::: THE RECORDS

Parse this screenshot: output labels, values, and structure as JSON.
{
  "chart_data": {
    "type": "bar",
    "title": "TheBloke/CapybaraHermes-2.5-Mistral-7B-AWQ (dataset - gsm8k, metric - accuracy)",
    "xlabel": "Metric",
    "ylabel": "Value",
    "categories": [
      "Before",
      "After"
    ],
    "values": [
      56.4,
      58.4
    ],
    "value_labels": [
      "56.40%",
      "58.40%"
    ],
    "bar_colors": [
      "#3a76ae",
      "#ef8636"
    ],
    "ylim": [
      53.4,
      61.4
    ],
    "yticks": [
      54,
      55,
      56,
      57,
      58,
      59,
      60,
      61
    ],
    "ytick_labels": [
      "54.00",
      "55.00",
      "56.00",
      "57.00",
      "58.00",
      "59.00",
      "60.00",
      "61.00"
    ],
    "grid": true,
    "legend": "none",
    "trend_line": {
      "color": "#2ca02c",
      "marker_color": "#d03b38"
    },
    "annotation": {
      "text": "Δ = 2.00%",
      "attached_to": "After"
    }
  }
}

::::::

STATED GOAL — Which lines contain "values"? Copy each of them.

EXPECTED OUTPUT —
Parse this screenshot: output labels, values, and structure as JSON.
    "values": [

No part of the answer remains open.